# Start of THE INPUT
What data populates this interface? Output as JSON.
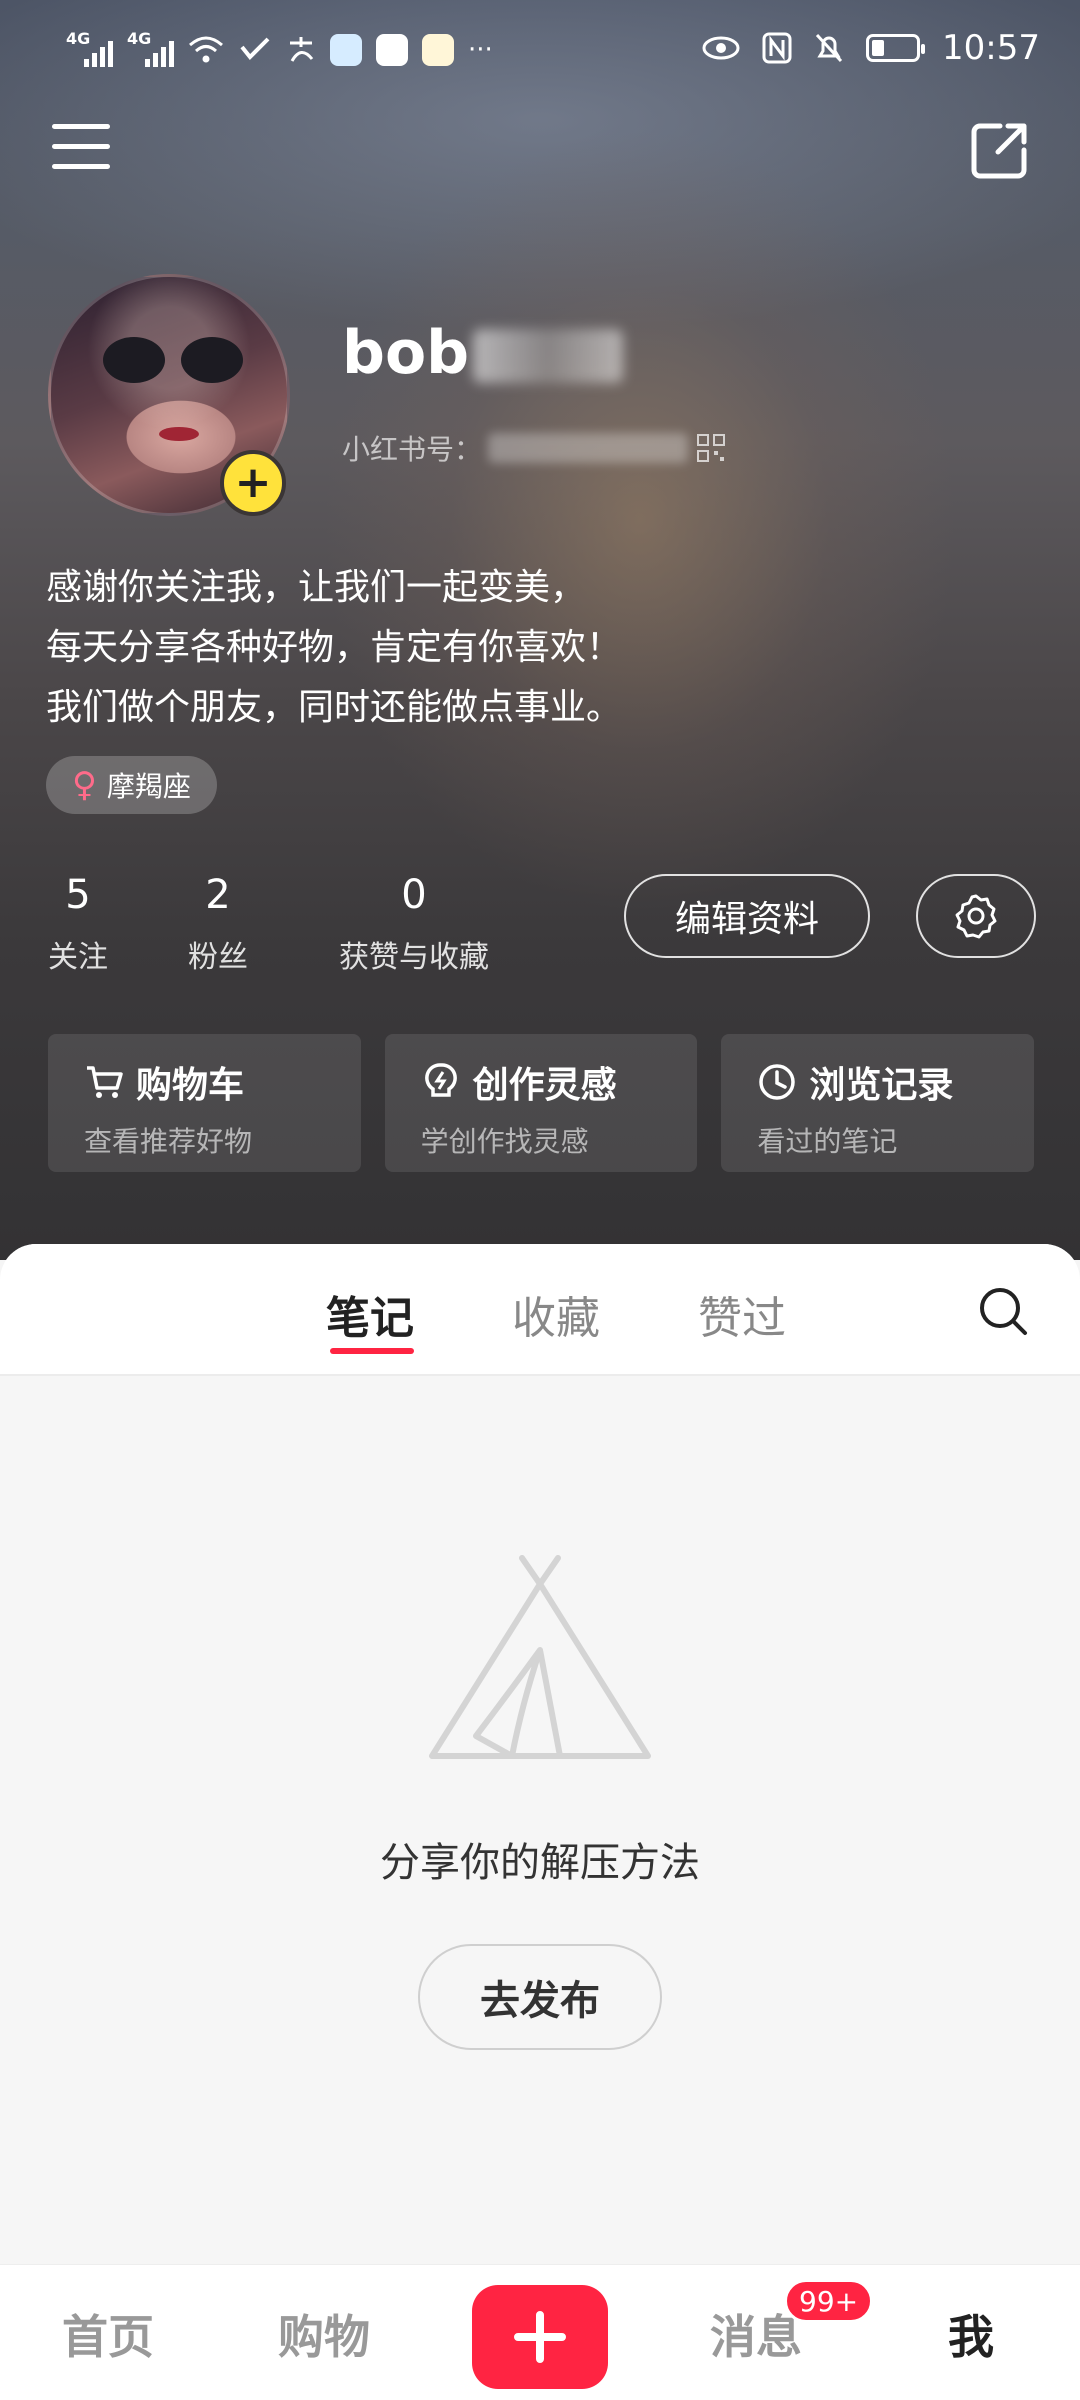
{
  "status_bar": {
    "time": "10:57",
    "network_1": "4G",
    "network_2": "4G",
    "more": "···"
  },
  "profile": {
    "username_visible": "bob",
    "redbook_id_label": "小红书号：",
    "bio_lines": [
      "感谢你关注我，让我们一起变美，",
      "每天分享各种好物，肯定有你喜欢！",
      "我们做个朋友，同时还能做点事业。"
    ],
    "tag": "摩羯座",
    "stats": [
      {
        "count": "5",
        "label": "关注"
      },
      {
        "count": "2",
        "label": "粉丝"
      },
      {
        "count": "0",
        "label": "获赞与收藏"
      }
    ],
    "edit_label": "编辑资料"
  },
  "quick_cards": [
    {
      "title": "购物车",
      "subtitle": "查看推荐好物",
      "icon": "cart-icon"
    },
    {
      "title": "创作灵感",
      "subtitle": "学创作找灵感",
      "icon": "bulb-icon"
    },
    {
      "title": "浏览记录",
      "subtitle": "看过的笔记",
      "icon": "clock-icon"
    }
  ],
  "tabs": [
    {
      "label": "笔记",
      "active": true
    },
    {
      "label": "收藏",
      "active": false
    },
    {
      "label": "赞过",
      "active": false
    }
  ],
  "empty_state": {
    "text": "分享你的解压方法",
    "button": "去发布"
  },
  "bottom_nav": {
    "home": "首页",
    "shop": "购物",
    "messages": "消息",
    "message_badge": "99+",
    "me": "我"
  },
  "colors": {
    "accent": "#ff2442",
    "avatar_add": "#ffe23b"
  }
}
# End of THE INPUT
| EXERCISE AIM |
Set down all the data again exactly as above, pictures excluded.

| TASK OUTPUT |
What data populates this interface? Output as JSON.
{
  "status_bar": {
    "time": "10:57",
    "network_1": "4G",
    "network_2": "4G",
    "more": "···"
  },
  "profile": {
    "username_visible": "bob",
    "redbook_id_label": "小红书号：",
    "bio_lines": [
      "感谢你关注我，让我们一起变美，",
      "每天分享各种好物，肯定有你喜欢！",
      "我们做个朋友，同时还能做点事业。"
    ],
    "tag": "摩羯座",
    "stats": [
      {
        "count": "5",
        "label": "关注"
      },
      {
        "count": "2",
        "label": "粉丝"
      },
      {
        "count": "0",
        "label": "获赞与收藏"
      }
    ],
    "edit_label": "编辑资料"
  },
  "quick_cards": [
    {
      "title": "购物车",
      "subtitle": "查看推荐好物",
      "icon": "cart-icon"
    },
    {
      "title": "创作灵感",
      "subtitle": "学创作找灵感",
      "icon": "bulb-icon"
    },
    {
      "title": "浏览记录",
      "subtitle": "看过的笔记",
      "icon": "clock-icon"
    }
  ],
  "tabs": [
    {
      "label": "笔记",
      "active": true
    },
    {
      "label": "收藏",
      "active": false
    },
    {
      "label": "赞过",
      "active": false
    }
  ],
  "empty_state": {
    "text": "分享你的解压方法",
    "button": "去发布"
  },
  "bottom_nav": {
    "home": "首页",
    "shop": "购物",
    "messages": "消息",
    "message_badge": "99+",
    "me": "我"
  },
  "colors": {
    "accent": "#ff2442",
    "avatar_add": "#ffe23b"
  }
}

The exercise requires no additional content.